TASK TO CARRY OUT = Omit images. Retype all entries verbatim.

INFORMATION PROVIDED =
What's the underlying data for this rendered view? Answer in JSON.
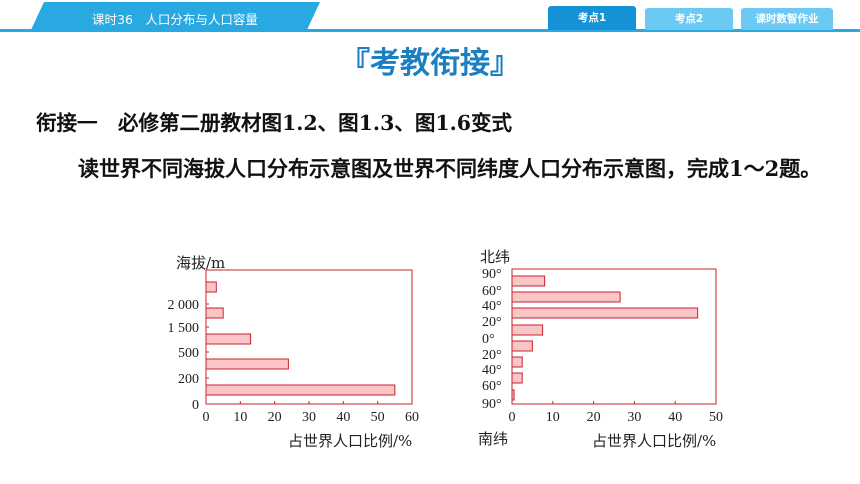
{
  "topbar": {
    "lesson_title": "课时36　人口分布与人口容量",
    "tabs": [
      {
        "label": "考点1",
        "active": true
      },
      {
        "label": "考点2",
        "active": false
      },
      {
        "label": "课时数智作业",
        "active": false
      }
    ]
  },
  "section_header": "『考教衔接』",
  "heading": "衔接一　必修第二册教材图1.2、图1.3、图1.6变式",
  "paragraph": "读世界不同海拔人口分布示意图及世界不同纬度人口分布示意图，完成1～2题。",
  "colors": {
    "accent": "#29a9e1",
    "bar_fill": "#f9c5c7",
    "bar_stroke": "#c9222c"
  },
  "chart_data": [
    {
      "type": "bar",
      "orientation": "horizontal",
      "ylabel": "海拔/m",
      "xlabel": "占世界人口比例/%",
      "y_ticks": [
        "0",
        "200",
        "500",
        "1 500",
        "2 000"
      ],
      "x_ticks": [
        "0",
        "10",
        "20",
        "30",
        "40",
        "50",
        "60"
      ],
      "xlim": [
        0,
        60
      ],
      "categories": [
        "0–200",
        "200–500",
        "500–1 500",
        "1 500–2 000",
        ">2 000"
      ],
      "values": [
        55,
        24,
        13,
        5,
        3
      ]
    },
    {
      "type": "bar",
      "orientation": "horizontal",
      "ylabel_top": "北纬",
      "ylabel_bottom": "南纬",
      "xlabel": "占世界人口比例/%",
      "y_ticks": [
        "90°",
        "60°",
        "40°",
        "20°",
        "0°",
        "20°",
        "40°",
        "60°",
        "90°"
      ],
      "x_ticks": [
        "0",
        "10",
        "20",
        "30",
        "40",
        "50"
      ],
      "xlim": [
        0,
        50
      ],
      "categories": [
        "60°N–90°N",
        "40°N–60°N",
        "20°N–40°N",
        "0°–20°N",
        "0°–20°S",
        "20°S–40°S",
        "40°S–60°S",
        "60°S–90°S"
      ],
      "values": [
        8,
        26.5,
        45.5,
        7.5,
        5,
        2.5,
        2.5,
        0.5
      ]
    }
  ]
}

WRITTEN ANSWER =
What's the underlying data for this rendered view? Answer in JSON.
{
  "topbar": {
    "lesson_title": "课时36　人口分布与人口容量",
    "tabs": [
      {
        "label": "考点1",
        "active": true
      },
      {
        "label": "考点2",
        "active": false
      },
      {
        "label": "课时数智作业",
        "active": false
      }
    ]
  },
  "section_header": "『考教衔接』",
  "heading": "衔接一　必修第二册教材图1.2、图1.3、图1.6变式",
  "paragraph": "读世界不同海拔人口分布示意图及世界不同纬度人口分布示意图，完成1～2题。",
  "colors": {
    "accent": "#29a9e1",
    "bar_fill": "#f9c5c7",
    "bar_stroke": "#c9222c"
  },
  "chart_data": [
    {
      "type": "bar",
      "orientation": "horizontal",
      "ylabel": "海拔/m",
      "xlabel": "占世界人口比例/%",
      "y_ticks": [
        "0",
        "200",
        "500",
        "1 500",
        "2 000"
      ],
      "x_ticks": [
        "0",
        "10",
        "20",
        "30",
        "40",
        "50",
        "60"
      ],
      "xlim": [
        0,
        60
      ],
      "categories": [
        "0–200",
        "200–500",
        "500–1 500",
        "1 500–2 000",
        ">2 000"
      ],
      "values": [
        55,
        24,
        13,
        5,
        3
      ]
    },
    {
      "type": "bar",
      "orientation": "horizontal",
      "ylabel_top": "北纬",
      "ylabel_bottom": "南纬",
      "xlabel": "占世界人口比例/%",
      "y_ticks": [
        "90°",
        "60°",
        "40°",
        "20°",
        "0°",
        "20°",
        "40°",
        "60°",
        "90°"
      ],
      "x_ticks": [
        "0",
        "10",
        "20",
        "30",
        "40",
        "50"
      ],
      "xlim": [
        0,
        50
      ],
      "categories": [
        "60°N–90°N",
        "40°N–60°N",
        "20°N–40°N",
        "0°–20°N",
        "0°–20°S",
        "20°S–40°S",
        "40°S–60°S",
        "60°S–90°S"
      ],
      "values": [
        8,
        26.5,
        45.5,
        7.5,
        5,
        2.5,
        2.5,
        0.5
      ]
    }
  ]
}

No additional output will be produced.